**Figure content listings**
==================================================
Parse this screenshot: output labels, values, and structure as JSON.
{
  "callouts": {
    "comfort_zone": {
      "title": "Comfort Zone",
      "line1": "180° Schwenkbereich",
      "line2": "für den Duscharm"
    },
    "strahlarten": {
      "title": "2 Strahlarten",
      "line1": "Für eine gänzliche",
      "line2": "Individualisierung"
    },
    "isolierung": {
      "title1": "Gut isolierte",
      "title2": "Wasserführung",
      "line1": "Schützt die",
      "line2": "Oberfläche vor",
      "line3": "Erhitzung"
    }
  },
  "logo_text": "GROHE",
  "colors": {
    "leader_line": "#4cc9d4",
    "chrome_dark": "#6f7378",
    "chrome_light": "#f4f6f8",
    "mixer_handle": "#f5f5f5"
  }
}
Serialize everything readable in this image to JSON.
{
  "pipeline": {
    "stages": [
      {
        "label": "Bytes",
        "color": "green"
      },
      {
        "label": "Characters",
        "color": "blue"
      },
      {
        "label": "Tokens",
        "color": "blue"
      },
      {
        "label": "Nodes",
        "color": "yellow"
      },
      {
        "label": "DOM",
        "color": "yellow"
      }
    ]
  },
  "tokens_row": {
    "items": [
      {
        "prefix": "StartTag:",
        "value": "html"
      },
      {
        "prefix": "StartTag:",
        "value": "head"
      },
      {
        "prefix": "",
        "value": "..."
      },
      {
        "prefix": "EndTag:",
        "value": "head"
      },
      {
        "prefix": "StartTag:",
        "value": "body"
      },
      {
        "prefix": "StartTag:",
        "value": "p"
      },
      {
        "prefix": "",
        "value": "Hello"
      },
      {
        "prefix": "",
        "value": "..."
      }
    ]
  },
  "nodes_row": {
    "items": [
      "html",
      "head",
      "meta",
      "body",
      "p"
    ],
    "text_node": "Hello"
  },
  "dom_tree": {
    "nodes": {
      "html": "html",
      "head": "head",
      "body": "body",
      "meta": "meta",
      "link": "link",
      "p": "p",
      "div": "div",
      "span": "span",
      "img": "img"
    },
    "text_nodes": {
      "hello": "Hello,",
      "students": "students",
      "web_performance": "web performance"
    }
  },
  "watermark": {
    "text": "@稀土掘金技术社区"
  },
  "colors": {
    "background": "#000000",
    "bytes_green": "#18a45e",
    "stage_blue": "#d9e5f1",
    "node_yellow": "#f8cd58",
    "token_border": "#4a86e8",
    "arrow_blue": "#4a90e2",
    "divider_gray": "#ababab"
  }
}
==================================================
**Given problem**
Exactly reproduce all of the entries.

**Reply to the exercise**
Parse this screenshot: output labels, values, and structure as JSON.
{
  "callouts": {
    "comfort_zone": {
      "title": "Comfort Zone",
      "line1": "180° Schwenkbereich",
      "line2": "für den Duscharm"
    },
    "strahlarten": {
      "title": "2 Strahlarten",
      "line1": "Für eine gänzliche",
      "line2": "Individualisierung"
    },
    "isolierung": {
      "title1": "Gut isolierte",
      "title2": "Wasserführung",
      "line1": "Schützt die",
      "line2": "Oberfläche vor",
      "line3": "Erhitzung"
    }
  },
  "logo_text": "GROHE",
  "colors": {
    "leader_line": "#4cc9d4",
    "chrome_dark": "#6f7378",
    "chrome_light": "#f4f6f8",
    "mixer_handle": "#f5f5f5"
  }
}
Serialize everything readable in this image to JSON.
{
  "pipeline": {
    "stages": [
      {
        "label": "Bytes",
        "color": "green"
      },
      {
        "label": "Characters",
        "color": "blue"
      },
      {
        "label": "Tokens",
        "color": "blue"
      },
      {
        "label": "Nodes",
        "color": "yellow"
      },
      {
        "label": "DOM",
        "color": "yellow"
      }
    ]
  },
  "tokens_row": {
    "items": [
      {
        "prefix": "StartTag:",
        "value": "html"
      },
      {
        "prefix": "StartTag:",
        "value": "head"
      },
      {
        "prefix": "",
        "value": "..."
      },
      {
        "prefix": "EndTag:",
        "value": "head"
      },
      {
        "prefix": "StartTag:",
        "value": "body"
      },
      {
        "prefix": "StartTag:",
        "value": "p"
      },
      {
        "prefix": "",
        "value": "Hello"
      },
      {
        "prefix": "",
        "value": "..."
      }
    ]
  },
  "nodes_row": {
    "items": [
      "html",
      "head",
      "meta",
      "body",
      "p"
    ],
    "text_node": "Hello"
  },
  "dom_tree": {
    "nodes": {
      "html": "html",
      "head": "head",
      "body": "body",
      "meta": "meta",
      "link": "link",
      "p": "p",
      "div": "div",
      "span": "span",
      "img": "img"
    },
    "text_nodes": {
      "hello": "Hello,",
      "students": "students",
      "web_performance": "web performance"
    }
  },
  "watermark": {
    "text": "@稀土掘金技术社区"
  },
  "colors": {
    "background": "#000000",
    "bytes_green": "#18a45e",
    "stage_blue": "#d9e5f1",
    "node_yellow": "#f8cd58",
    "token_border": "#4a86e8",
    "arrow_blue": "#4a90e2",
    "divider_gray": "#ababab"
  }
}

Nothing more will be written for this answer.